* **Your objective**
Read the records and write them out again exactly.

* **Task inputs**

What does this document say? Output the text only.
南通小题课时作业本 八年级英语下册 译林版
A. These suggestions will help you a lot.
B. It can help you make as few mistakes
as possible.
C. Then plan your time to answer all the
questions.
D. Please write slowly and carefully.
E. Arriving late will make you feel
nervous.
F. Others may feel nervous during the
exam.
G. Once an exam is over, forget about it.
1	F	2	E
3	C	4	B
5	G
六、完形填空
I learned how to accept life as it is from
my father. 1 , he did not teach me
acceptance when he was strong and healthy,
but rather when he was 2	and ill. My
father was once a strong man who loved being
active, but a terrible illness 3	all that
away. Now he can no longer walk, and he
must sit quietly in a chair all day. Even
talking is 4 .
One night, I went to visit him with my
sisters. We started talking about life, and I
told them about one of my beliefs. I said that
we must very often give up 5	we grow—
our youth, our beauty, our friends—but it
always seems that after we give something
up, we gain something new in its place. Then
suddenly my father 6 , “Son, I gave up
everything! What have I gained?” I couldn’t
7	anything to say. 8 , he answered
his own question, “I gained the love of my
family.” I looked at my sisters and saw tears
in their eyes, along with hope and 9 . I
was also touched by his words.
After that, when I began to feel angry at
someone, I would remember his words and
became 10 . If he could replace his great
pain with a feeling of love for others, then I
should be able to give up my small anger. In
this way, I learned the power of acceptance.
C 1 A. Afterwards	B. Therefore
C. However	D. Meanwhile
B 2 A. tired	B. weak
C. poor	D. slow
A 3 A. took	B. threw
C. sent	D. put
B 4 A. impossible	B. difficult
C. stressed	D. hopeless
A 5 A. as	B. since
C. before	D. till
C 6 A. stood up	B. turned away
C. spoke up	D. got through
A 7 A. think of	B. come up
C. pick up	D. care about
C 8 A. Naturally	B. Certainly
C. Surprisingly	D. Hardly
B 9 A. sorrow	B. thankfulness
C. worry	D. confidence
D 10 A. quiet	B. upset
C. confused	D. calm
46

* **Response for this exercise**
What does this document say? Output the text only.
南通小题课时作业本 八年级英语下册 译林版
A. These suggestions will help you a lot.
B. It can help you make as few mistakes
as possible.
C. Then plan your time to answer all the
questions.
D. Please write slowly and carefully.
E. Arriving late will make you feel
nervous.
F. Others may feel nervous during the
exam.
G. Once an exam is over, forget about it.
1	F	2	E
3	C	4	B
5	G
六、完形填空
I learned how to accept life as it is from
my father. 1 , he did not teach me
acceptance when he was strong and healthy,
but rather when he was 2	and ill. My
father was once a strong man who loved being
active, but a terrible illness 3	all that
away. Now he can no longer walk, and he
must sit quietly in a chair all day. Even
talking is 4 .
One night, I went to visit him with my
sisters. We started talking about life, and I
told them about one of my beliefs. I said that
we must very often give up 5	we grow—
our youth, our beauty, our friends—but it
always seems that after we give something
up, we gain something new in its place. Then
suddenly my father 6 , “Son, I gave up
everything! What have I gained?” I couldn’t
7	anything to say. 8 , he answered
his own question, “I gained the love of my
family.” I looked at my sisters and saw tears
in their eyes, along with hope and 9 . I
was also touched by his words.
After that, when I began to feel angry at
someone, I would remember his words and
became 10 . If he could replace his great
pain with a feeling of love for others, then I
should be able to give up my small anger. In
this way, I learned the power of acceptance.
C 1 A. Afterwards	B. Therefore
C. However	D. Meanwhile
B 2 A. tired	B. weak
C. poor	D. slow
A 3 A. took	B. threw
C. sent	D. put
B 4 A. impossible	B. difficult
C. stressed	D. hopeless
A 5 A. as	B. since
C. before	D. till
C 6 A. stood up	B. turned away
C. spoke up	D. got through
A 7 A. think of	B. come up
C. pick up	D. care about
C 8 A. Naturally	B. Certainly
C. Surprisingly	D. Hardly
B 9 A. sorrow	B. thankfulness
C. worry	D. confidence
D 10 A. quiet	B. upset
C. confused	D. calm
46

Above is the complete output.